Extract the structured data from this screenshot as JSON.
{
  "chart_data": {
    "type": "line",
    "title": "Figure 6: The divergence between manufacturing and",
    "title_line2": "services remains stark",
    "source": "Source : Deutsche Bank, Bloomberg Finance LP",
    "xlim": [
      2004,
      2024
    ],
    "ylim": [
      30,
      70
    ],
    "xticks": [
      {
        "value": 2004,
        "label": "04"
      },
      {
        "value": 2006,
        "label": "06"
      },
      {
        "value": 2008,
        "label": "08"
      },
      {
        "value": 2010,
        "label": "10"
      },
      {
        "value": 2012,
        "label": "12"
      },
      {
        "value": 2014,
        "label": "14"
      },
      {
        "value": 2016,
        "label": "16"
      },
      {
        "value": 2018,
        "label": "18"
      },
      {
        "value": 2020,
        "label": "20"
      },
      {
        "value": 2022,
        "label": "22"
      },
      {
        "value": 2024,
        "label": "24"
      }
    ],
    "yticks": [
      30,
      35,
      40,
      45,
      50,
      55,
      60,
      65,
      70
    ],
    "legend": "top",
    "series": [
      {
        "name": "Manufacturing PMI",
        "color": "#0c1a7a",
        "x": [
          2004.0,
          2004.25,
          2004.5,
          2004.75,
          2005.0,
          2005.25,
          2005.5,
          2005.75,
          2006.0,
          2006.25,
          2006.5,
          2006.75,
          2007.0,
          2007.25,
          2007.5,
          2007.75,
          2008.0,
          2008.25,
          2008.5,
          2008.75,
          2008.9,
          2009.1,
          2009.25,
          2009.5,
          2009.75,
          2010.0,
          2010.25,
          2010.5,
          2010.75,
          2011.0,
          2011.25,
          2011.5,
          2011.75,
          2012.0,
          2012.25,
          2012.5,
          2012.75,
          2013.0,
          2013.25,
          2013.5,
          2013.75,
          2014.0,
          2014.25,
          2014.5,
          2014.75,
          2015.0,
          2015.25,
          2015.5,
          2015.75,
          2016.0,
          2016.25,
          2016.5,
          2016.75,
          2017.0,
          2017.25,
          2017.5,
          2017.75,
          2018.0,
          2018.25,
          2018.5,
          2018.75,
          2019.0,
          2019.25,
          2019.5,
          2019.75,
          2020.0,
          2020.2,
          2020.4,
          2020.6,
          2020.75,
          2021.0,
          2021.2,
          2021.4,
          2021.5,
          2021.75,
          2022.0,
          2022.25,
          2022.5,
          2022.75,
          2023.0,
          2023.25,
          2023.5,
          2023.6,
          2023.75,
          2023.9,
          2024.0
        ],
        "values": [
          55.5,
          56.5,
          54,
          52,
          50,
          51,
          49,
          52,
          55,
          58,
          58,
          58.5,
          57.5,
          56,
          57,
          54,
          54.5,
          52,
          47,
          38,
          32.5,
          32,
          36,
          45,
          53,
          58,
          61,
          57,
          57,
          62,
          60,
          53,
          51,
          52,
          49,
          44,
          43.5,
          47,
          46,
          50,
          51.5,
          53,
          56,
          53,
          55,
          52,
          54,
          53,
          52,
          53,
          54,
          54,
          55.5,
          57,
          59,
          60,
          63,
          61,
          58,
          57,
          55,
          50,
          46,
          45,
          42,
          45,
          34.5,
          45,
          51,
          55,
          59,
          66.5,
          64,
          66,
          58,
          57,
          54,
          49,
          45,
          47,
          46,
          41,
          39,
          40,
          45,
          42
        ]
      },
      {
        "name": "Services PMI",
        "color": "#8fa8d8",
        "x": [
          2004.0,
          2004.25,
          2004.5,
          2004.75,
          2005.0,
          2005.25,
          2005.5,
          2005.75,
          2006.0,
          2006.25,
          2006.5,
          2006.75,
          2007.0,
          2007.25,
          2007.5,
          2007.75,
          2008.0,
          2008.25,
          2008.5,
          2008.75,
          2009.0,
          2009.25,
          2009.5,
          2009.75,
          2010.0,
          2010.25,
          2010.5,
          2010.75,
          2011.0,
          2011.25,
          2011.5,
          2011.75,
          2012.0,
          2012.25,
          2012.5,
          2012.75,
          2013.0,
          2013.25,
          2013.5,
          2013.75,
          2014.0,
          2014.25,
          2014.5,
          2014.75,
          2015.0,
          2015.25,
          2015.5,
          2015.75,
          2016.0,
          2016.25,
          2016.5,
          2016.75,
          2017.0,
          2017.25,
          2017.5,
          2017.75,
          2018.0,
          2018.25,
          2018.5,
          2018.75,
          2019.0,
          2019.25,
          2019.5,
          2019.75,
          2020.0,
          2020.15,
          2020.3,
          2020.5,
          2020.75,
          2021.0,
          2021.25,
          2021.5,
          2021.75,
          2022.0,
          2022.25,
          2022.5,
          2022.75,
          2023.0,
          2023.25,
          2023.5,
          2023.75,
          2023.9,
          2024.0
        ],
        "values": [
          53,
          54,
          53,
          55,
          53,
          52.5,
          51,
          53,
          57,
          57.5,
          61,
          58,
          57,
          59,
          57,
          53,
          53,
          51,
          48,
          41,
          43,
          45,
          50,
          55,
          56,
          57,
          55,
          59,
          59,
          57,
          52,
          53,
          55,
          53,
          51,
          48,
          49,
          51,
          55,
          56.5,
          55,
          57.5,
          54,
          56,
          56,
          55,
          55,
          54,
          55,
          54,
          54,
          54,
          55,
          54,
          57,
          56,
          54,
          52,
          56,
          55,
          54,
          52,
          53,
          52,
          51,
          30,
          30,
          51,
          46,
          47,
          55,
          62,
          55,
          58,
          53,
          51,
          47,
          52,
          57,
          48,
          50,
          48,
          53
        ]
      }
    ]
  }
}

- - -

Where a line holds the string "name", copy that line.

        "name": "Manufacturing PMI",
        "name": "Services PMI",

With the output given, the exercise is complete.